- [所示各行]:
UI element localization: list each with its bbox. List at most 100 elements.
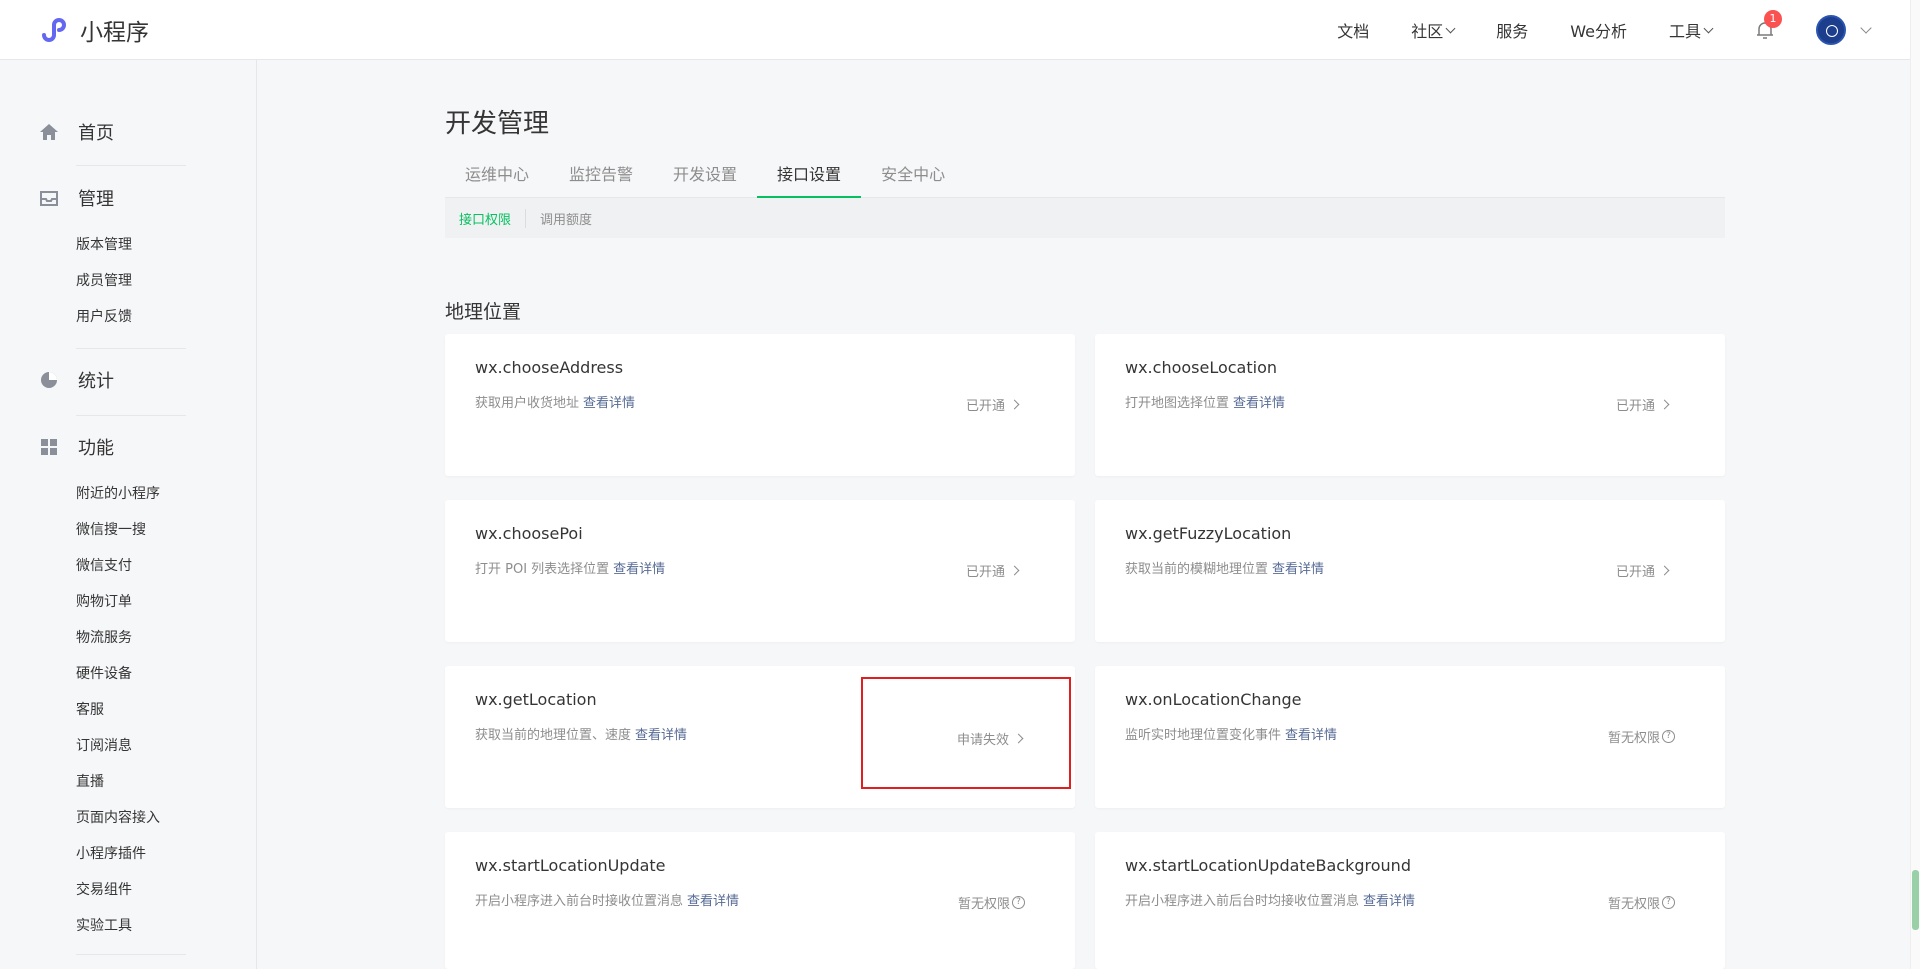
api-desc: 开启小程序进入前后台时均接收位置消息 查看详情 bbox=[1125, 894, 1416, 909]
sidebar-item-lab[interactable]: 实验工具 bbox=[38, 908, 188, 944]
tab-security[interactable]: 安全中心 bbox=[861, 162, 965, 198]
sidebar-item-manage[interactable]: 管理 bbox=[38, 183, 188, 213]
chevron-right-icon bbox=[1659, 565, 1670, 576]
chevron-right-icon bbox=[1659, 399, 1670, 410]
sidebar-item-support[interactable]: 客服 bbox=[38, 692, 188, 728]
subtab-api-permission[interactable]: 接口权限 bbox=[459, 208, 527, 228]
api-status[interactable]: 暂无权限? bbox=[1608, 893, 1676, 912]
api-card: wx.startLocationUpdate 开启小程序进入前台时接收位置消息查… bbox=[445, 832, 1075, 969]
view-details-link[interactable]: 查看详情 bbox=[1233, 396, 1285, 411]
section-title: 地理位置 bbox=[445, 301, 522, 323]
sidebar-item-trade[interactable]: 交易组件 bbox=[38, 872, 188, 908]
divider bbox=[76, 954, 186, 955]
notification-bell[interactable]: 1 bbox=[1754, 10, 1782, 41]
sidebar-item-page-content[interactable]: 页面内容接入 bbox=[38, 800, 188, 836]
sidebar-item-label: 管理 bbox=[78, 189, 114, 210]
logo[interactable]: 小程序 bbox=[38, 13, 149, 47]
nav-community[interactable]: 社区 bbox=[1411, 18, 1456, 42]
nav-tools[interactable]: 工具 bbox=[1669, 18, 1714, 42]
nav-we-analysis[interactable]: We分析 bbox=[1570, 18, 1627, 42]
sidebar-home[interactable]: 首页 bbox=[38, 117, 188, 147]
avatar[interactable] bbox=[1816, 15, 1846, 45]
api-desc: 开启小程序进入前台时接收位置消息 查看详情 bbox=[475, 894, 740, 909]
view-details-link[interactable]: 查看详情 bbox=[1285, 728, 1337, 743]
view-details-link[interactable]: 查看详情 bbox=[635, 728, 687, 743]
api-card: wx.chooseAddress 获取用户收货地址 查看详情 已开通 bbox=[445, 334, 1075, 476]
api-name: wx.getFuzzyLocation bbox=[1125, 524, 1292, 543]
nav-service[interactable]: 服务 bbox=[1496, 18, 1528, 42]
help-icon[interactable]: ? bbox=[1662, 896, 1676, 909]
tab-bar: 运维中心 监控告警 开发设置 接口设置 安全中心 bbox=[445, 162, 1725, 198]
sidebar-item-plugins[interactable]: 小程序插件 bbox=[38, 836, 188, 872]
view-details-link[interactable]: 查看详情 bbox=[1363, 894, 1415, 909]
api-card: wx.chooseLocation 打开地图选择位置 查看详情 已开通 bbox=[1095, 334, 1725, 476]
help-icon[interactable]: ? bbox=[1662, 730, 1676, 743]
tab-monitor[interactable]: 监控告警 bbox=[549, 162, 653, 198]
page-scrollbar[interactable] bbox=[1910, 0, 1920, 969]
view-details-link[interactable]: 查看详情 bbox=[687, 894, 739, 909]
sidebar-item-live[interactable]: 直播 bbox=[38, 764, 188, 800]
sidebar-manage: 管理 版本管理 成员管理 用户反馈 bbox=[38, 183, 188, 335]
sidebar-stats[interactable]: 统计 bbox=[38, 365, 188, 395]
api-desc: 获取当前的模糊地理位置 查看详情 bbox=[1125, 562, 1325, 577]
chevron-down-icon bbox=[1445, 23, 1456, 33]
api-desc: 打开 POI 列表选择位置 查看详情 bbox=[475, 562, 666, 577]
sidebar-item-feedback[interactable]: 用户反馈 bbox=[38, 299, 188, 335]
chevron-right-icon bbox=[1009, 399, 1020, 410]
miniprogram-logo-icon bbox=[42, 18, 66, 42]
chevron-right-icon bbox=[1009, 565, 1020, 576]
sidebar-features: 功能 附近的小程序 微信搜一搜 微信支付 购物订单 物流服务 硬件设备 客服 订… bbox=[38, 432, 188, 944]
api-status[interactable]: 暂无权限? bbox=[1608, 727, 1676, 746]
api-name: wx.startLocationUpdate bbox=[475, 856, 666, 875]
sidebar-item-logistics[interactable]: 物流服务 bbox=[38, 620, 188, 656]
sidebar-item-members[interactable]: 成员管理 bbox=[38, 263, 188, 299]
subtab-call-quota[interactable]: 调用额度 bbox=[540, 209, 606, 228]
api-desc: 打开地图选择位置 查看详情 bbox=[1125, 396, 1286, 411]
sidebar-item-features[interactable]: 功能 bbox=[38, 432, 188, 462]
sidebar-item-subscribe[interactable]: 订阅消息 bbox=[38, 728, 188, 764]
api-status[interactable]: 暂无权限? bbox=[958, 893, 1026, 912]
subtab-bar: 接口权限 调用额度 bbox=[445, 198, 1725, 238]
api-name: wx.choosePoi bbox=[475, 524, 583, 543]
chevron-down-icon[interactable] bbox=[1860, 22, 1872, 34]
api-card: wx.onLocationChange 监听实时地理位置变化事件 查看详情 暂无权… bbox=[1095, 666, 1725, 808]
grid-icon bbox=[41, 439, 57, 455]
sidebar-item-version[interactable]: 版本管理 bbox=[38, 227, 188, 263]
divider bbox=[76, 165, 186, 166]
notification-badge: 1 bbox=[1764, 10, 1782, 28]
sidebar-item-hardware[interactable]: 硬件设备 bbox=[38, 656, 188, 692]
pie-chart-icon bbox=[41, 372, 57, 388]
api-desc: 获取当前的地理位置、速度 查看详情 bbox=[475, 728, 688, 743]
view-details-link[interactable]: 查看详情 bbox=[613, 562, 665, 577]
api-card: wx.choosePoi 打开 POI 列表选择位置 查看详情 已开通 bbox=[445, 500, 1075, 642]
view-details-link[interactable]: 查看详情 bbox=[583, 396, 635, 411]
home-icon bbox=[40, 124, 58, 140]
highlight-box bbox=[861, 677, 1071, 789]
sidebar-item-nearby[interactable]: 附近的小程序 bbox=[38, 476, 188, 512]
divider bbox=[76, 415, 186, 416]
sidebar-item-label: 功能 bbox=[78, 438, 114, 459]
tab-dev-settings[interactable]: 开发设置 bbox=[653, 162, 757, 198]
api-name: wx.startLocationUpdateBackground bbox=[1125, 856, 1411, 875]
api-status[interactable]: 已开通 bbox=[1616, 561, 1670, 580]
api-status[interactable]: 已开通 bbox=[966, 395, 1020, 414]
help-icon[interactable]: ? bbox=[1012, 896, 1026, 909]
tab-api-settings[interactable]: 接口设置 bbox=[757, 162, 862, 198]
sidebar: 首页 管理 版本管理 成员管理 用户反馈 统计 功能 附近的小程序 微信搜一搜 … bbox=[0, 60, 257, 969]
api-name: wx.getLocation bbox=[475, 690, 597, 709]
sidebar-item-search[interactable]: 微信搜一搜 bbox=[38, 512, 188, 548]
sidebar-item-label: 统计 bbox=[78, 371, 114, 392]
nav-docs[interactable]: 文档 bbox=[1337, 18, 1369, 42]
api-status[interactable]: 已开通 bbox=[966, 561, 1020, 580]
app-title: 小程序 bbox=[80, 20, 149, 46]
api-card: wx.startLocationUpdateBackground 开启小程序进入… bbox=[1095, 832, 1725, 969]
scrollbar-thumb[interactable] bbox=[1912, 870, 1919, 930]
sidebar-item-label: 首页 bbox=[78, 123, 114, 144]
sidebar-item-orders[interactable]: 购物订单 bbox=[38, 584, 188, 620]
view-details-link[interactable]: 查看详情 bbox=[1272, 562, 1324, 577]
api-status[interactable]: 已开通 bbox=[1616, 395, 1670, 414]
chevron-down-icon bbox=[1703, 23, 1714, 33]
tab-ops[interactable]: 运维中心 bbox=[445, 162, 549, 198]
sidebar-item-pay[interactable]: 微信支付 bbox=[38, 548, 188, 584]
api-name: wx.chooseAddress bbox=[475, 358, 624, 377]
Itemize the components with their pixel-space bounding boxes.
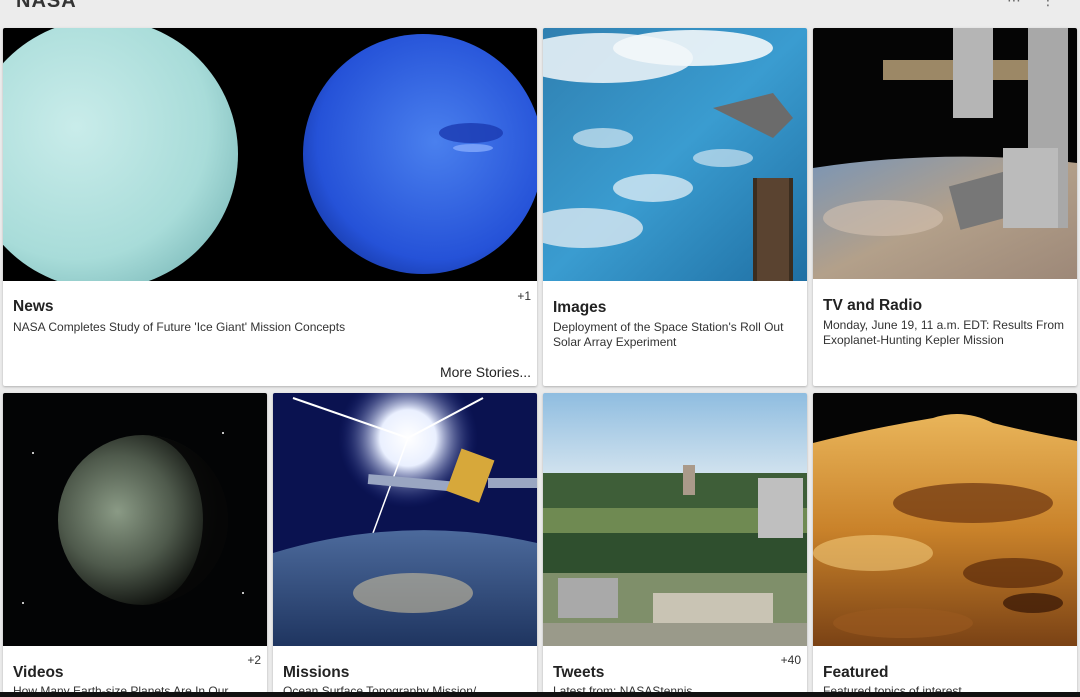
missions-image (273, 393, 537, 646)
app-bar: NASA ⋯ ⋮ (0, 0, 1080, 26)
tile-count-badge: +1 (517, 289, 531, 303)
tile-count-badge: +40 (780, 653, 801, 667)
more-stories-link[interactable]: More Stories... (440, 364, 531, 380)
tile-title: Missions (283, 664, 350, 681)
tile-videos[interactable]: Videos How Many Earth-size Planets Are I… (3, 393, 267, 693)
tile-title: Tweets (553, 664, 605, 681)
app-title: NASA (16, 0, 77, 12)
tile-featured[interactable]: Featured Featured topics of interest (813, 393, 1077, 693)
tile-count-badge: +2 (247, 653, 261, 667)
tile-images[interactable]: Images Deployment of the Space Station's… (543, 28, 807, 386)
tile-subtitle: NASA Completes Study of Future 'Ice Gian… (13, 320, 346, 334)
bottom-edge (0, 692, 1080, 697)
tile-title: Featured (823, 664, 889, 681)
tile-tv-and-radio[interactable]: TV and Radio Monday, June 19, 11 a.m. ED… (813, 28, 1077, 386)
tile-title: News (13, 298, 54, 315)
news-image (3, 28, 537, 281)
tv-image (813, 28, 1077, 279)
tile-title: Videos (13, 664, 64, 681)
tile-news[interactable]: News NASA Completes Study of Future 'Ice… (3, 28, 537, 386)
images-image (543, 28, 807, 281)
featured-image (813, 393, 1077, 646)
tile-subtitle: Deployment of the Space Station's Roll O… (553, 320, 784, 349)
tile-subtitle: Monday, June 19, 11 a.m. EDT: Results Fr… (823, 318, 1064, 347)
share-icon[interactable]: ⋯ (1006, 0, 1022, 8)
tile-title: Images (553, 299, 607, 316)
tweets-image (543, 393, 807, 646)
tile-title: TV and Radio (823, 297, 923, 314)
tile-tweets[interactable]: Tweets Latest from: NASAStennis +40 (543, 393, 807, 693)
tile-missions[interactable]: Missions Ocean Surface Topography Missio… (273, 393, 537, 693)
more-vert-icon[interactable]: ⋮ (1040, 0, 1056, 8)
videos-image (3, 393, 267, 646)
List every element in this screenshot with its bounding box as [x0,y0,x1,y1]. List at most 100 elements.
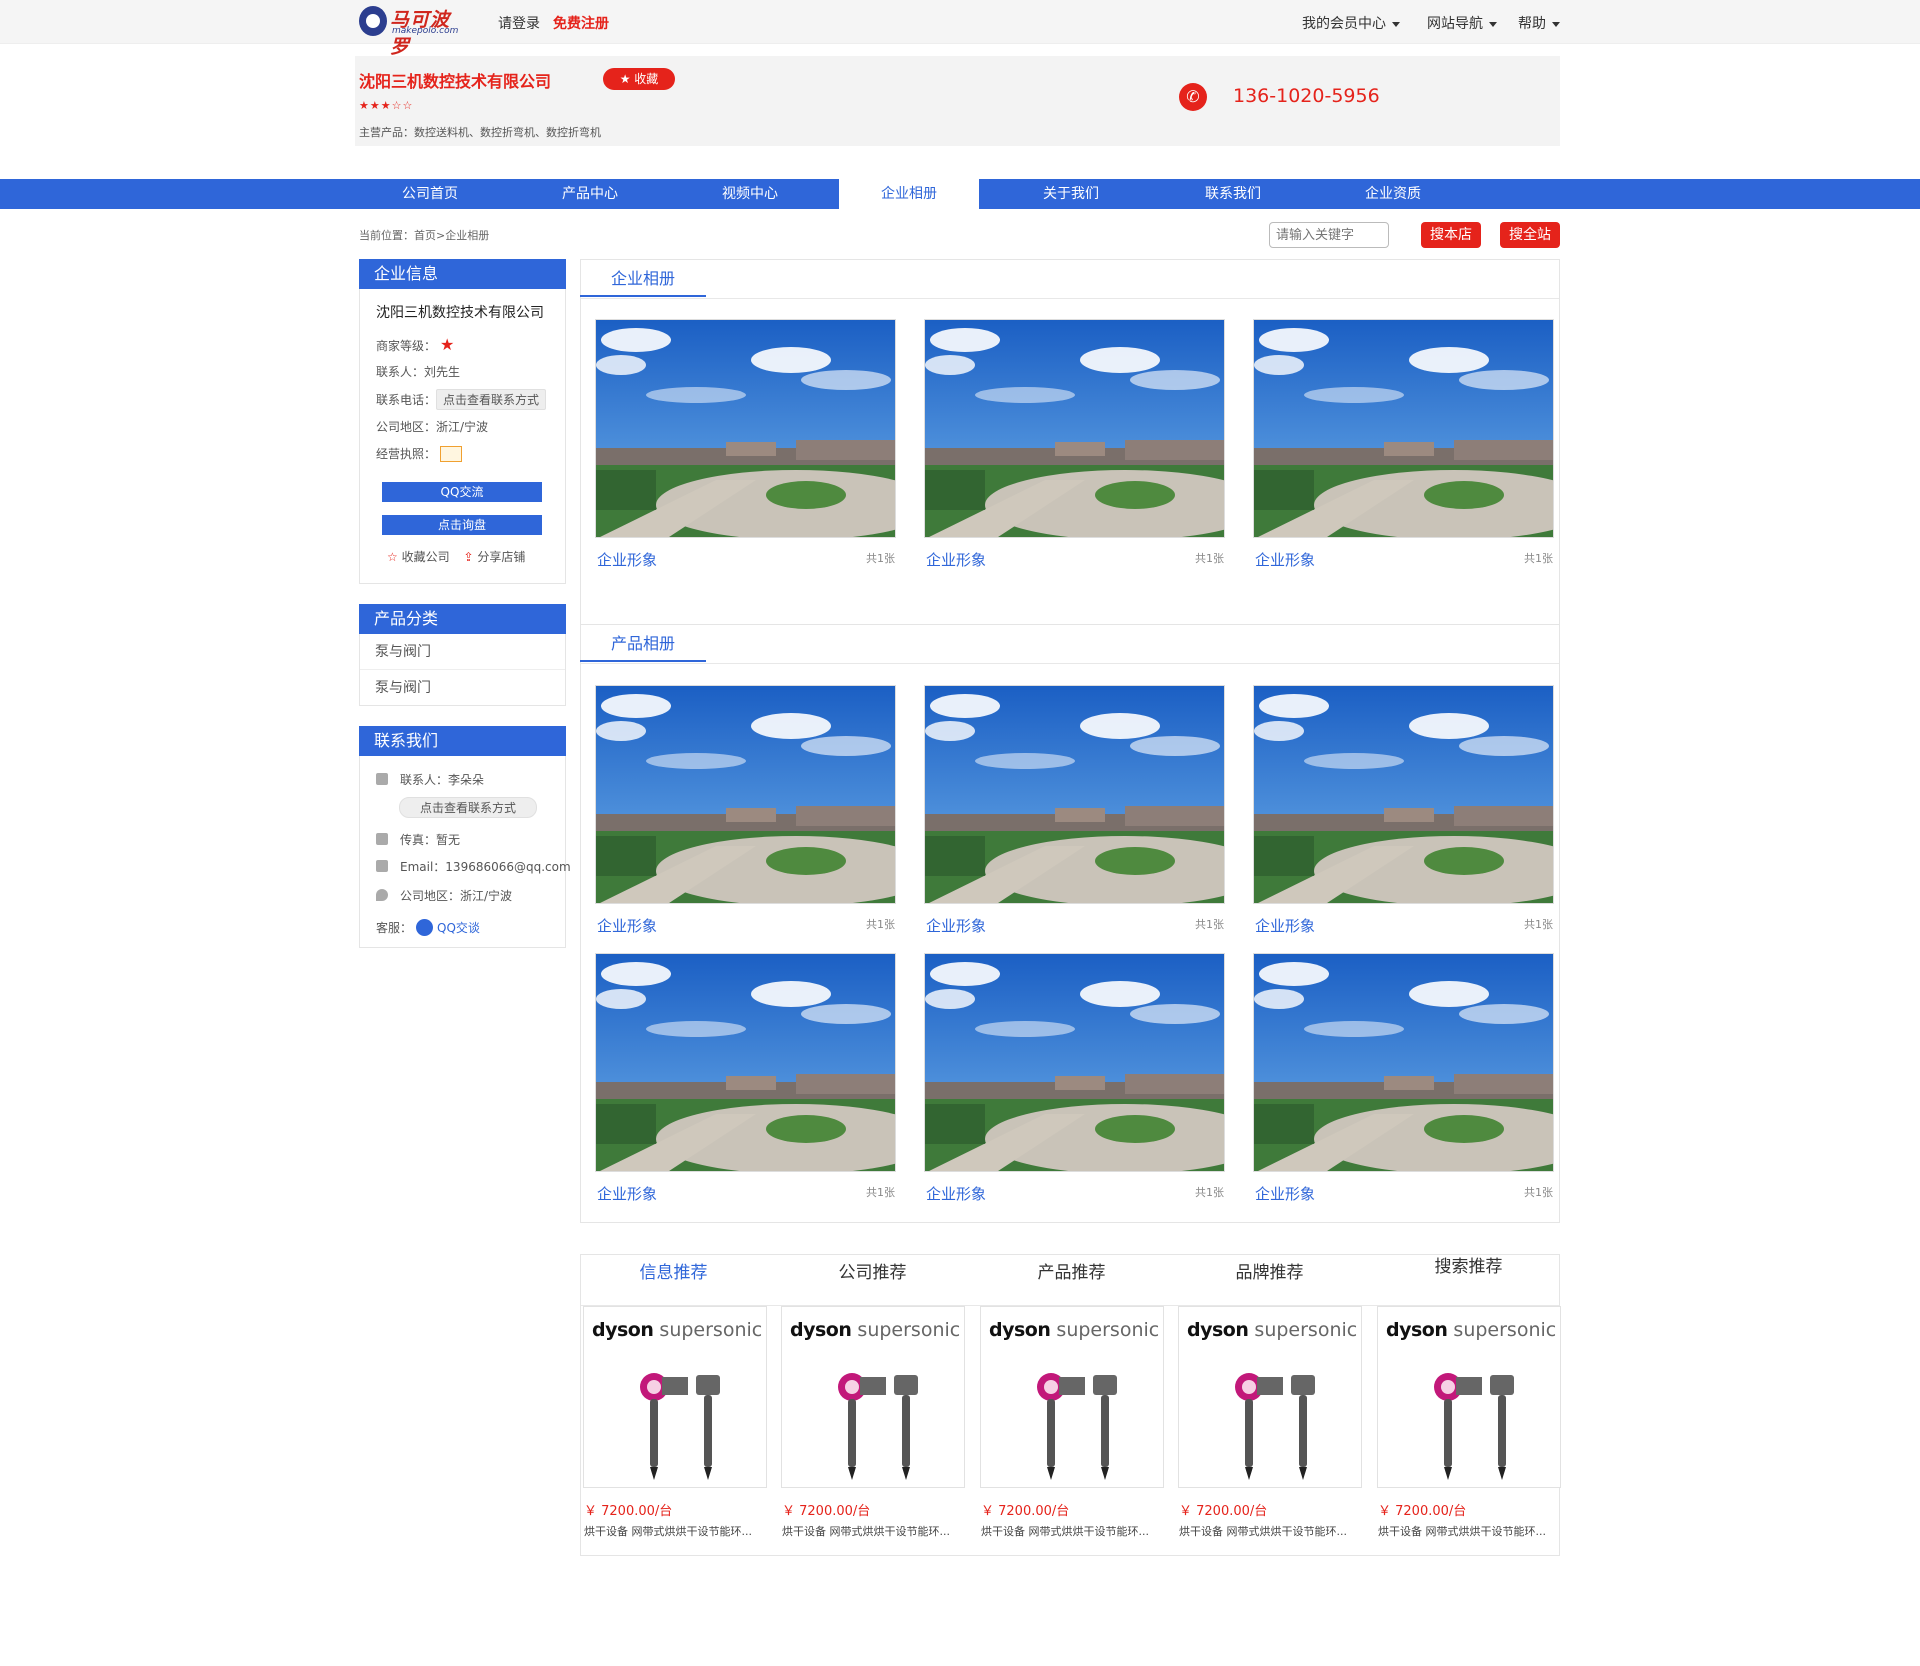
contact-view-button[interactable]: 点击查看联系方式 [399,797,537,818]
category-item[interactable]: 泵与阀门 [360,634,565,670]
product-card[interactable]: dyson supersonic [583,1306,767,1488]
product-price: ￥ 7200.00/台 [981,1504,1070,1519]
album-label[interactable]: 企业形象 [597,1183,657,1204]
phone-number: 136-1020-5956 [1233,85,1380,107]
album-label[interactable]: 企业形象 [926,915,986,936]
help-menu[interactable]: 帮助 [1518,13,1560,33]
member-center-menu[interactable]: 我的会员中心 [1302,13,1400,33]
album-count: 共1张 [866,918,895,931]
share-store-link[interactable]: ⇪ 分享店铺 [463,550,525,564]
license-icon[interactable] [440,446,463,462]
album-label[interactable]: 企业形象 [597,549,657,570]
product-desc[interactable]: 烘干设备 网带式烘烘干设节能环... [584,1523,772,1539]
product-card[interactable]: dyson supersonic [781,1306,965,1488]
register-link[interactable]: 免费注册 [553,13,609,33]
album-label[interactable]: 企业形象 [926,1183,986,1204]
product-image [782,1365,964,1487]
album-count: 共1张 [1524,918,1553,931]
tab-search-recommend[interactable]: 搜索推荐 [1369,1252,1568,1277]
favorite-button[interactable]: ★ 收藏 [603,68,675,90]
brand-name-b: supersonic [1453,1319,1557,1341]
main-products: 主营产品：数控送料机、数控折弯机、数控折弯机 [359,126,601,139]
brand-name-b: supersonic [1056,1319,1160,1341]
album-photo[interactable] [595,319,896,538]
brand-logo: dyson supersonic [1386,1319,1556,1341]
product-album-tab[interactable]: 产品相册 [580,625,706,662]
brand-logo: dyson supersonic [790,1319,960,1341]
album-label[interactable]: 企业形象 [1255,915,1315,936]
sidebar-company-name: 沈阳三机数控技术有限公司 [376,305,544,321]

- [练习目标]: 请原样输出从包含“contact-view-button[interactable]: 点击查看联系方式 [399,797,537,818]”的那一行开始、到包含“brand-name-b: supersonic [1453,1319,1557,1341]”的那一行结束的各行，首尾两行都要包括在内。

- [练习答案]:
contact-view-button[interactable]: 点击查看联系方式 [399,797,537,818]
category-item[interactable]: 泵与阀门 [360,634,565,670]
product-card[interactable]: dyson supersonic [583,1306,767,1488]
product-price: ￥ 7200.00/台 [981,1504,1070,1519]
album-label[interactable]: 企业形象 [597,1183,657,1204]
phone-number: 136-1020-5956 [1233,85,1380,107]
album-label[interactable]: 企业形象 [926,915,986,936]
help-menu[interactable]: 帮助 [1518,13,1560,33]
member-center-menu[interactable]: 我的会员中心 [1302,13,1400,33]
album-count: 共1张 [866,918,895,931]
share-store-link[interactable]: ⇪ 分享店铺 [463,550,525,564]
license-icon[interactable] [440,446,463,462]
album-label[interactable]: 企业形象 [597,549,657,570]
product-desc[interactable]: 烘干设备 网带式烘烘干设节能环... [584,1523,772,1539]
product-card[interactable]: dyson supersonic [781,1306,965,1488]
register-link[interactable]: 免费注册 [553,13,609,33]
album-label[interactable]: 企业形象 [926,1183,986,1204]
product-image [782,1365,964,1487]
album-count: 共1张 [1524,918,1553,931]
tab-search-recommend[interactable]: 搜索推荐 [1369,1252,1568,1277]
favorite-button[interactable]: ★ 收藏 [603,68,675,90]
brand-name-b: supersonic [1453,1319,1557,1341]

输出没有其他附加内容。